-- Start of Supplied material --

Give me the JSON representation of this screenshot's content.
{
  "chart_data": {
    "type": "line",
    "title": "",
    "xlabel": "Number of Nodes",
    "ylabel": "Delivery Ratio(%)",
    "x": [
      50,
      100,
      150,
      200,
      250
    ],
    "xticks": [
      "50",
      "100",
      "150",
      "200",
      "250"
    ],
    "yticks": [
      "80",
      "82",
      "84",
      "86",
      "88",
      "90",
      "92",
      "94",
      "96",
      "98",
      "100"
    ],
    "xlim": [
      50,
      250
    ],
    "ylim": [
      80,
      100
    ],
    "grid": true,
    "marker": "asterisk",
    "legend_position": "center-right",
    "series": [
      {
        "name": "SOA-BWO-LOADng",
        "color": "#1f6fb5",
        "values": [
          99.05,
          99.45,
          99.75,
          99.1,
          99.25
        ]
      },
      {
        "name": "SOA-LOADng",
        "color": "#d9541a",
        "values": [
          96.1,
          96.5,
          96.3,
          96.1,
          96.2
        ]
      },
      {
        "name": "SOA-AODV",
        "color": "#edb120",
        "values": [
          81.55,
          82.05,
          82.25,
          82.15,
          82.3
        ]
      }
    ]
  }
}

-- End of Supplied material --

Task requirements => Transcribe the records above exactly as they appear.

Full response =>
Give me the JSON representation of this screenshot's content.
{
  "chart_data": {
    "type": "line",
    "title": "",
    "xlabel": "Number of Nodes",
    "ylabel": "Delivery Ratio(%)",
    "x": [
      50,
      100,
      150,
      200,
      250
    ],
    "xticks": [
      "50",
      "100",
      "150",
      "200",
      "250"
    ],
    "yticks": [
      "80",
      "82",
      "84",
      "86",
      "88",
      "90",
      "92",
      "94",
      "96",
      "98",
      "100"
    ],
    "xlim": [
      50,
      250
    ],
    "ylim": [
      80,
      100
    ],
    "grid": true,
    "marker": "asterisk",
    "legend_position": "center-right",
    "series": [
      {
        "name": "SOA-BWO-LOADng",
        "color": "#1f6fb5",
        "values": [
          99.05,
          99.45,
          99.75,
          99.1,
          99.25
        ]
      },
      {
        "name": "SOA-LOADng",
        "color": "#d9541a",
        "values": [
          96.1,
          96.5,
          96.3,
          96.1,
          96.2
        ]
      },
      {
        "name": "SOA-AODV",
        "color": "#edb120",
        "values": [
          81.55,
          82.05,
          82.25,
          82.15,
          82.3
        ]
      }
    ]
  }
}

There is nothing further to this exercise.